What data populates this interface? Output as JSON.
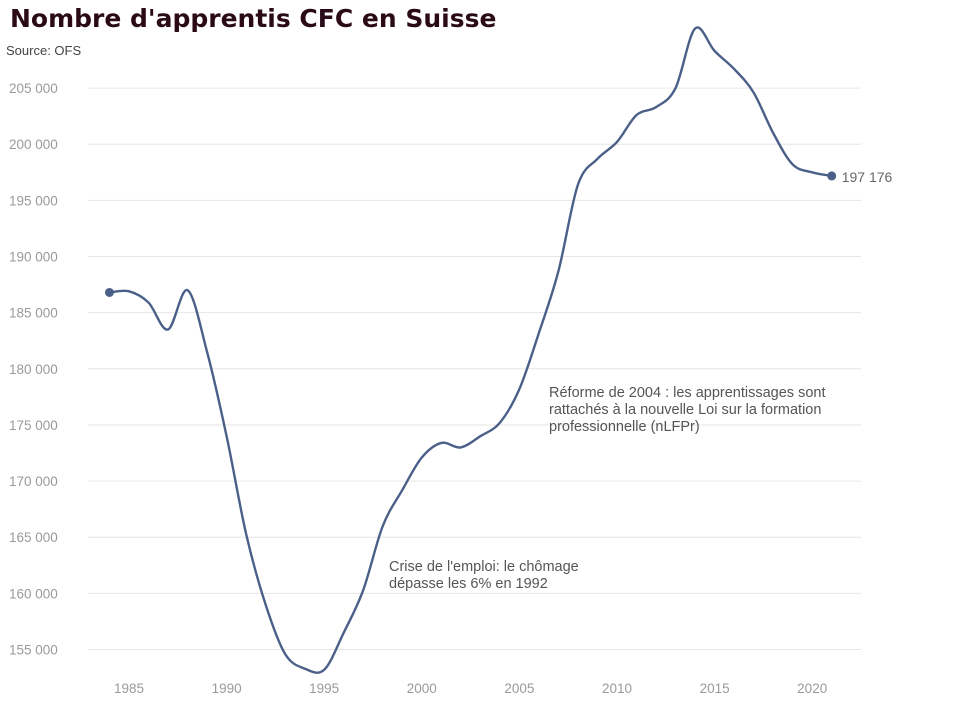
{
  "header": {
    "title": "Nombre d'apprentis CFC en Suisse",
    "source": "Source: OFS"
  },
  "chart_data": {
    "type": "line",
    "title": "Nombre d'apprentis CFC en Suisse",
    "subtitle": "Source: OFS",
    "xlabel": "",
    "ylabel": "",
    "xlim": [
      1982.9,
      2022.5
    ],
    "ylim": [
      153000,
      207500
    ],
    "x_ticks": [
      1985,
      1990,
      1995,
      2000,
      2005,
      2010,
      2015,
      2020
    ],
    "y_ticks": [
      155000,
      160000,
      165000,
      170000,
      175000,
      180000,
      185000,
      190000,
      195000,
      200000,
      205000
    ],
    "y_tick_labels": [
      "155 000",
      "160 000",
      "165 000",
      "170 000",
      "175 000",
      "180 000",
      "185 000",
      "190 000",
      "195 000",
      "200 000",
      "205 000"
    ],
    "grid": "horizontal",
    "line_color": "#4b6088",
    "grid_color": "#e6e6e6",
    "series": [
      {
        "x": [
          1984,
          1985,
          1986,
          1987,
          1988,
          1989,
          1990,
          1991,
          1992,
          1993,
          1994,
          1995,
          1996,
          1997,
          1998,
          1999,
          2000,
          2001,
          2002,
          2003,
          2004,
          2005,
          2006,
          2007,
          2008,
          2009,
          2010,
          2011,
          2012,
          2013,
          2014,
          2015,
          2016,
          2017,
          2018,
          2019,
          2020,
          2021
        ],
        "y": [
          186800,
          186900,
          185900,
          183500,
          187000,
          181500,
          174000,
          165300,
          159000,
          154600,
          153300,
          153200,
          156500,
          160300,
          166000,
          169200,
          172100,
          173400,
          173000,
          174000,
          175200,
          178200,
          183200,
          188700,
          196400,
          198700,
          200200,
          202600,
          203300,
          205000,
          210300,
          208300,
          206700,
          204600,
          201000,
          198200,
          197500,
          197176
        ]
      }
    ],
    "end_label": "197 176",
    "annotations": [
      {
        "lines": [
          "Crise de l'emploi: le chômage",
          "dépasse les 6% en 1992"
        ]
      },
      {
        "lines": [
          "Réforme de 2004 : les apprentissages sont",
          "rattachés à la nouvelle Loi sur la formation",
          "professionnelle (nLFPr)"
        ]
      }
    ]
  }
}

Stated exercise:
Using the listing, collect all lines in which the string "Source" is found.

Written solution:
    "source": "Source: OFS"
    "subtitle": "Source: OFS",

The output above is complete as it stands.